[Dataset entries]
····················

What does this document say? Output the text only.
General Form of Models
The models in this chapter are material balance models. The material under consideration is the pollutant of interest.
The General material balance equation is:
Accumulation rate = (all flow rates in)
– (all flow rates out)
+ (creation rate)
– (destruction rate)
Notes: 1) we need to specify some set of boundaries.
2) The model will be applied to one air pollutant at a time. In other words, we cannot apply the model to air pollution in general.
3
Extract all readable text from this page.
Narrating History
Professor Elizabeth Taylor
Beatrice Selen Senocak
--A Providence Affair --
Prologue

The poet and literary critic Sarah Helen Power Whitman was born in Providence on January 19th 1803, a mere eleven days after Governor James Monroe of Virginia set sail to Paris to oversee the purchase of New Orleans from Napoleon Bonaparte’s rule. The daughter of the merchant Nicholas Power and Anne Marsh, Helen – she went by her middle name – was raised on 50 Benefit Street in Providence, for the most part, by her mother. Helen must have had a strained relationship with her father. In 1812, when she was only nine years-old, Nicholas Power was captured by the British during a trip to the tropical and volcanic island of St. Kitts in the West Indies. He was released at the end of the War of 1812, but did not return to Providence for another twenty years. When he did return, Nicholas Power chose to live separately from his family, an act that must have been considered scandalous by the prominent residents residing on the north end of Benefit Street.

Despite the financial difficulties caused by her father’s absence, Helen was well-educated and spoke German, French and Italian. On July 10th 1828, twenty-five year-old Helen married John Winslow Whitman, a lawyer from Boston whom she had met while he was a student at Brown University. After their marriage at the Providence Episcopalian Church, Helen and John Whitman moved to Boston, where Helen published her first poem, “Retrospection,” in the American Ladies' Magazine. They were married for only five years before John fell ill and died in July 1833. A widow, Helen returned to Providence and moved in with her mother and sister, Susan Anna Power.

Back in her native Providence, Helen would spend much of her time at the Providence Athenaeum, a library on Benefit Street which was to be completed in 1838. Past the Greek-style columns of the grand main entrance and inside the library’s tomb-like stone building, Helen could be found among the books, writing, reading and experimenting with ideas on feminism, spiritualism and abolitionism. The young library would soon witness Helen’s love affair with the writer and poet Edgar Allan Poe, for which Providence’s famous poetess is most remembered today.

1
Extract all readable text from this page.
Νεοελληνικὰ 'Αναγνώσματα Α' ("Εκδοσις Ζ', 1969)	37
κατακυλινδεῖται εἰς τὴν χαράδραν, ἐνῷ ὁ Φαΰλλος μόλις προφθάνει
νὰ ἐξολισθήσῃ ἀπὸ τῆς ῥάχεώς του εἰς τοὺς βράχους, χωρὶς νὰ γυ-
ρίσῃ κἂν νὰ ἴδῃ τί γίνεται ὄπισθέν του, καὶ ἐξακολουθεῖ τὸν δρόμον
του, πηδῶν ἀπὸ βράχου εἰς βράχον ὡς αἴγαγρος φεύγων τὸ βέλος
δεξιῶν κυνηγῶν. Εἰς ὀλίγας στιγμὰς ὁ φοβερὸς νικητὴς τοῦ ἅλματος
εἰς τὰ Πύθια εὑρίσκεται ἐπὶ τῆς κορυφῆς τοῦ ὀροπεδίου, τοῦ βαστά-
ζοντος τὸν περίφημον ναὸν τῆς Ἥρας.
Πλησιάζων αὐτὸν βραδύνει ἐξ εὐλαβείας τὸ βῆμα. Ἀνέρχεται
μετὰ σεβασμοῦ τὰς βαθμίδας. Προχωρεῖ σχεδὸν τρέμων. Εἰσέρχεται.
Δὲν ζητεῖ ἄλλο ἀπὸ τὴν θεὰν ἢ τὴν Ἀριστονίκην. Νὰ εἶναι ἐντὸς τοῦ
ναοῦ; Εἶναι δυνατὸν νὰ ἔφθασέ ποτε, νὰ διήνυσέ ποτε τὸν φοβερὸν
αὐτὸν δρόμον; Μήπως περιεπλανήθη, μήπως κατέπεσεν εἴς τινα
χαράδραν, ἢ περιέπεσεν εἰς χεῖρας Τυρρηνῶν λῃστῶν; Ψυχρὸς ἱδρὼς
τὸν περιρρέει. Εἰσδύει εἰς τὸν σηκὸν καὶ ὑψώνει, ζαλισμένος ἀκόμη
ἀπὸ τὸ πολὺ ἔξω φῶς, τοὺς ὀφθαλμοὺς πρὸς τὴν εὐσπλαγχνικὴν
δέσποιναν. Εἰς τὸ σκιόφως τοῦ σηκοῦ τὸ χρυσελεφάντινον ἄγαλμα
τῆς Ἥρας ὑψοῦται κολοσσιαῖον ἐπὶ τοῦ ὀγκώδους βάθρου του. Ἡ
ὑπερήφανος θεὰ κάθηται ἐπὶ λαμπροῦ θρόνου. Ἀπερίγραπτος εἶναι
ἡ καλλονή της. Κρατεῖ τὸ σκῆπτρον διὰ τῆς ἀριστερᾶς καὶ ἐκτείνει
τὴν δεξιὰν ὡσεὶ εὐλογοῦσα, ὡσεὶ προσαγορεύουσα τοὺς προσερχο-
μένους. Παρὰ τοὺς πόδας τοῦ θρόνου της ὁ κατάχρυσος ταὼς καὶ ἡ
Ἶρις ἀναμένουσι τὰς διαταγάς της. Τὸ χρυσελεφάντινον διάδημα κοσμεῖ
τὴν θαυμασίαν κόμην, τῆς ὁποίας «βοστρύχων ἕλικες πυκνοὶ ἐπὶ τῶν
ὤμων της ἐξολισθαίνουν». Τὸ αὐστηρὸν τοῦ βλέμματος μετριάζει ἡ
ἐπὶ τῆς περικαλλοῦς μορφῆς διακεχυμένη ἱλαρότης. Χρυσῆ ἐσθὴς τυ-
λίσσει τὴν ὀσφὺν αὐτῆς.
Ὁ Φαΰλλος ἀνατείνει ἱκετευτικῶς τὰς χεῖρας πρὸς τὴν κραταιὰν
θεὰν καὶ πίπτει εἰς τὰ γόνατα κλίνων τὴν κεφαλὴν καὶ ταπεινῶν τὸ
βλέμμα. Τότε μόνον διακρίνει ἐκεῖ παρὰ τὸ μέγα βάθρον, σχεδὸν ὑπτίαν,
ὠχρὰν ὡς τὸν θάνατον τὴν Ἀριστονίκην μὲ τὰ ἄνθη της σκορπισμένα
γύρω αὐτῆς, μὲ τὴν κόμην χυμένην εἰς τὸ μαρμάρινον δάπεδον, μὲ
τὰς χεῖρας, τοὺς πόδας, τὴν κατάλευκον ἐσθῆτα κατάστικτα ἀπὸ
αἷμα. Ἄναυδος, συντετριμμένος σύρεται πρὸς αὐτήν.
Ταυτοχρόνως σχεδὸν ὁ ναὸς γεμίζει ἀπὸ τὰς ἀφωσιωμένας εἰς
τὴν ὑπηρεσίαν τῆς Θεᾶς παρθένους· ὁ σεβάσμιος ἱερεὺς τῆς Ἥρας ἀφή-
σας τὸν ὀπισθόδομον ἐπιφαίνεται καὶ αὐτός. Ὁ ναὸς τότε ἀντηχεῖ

····················

Problem requirements:
Working from the entries above, return all lines that contain "θεὰν".

Solution for this task:
Δὲν ζητεῖ ἄλλο ἀπὸ τὴν θεὰν ἢ τὴν Ἀριστονίκην. Νὰ εἶναι ἐντὸς τοῦ
θεὰν καὶ πίπτει εἰς τὰ γόνατα κλίνων τὴν κεφαλὴν καὶ ταπεινῶν τὸ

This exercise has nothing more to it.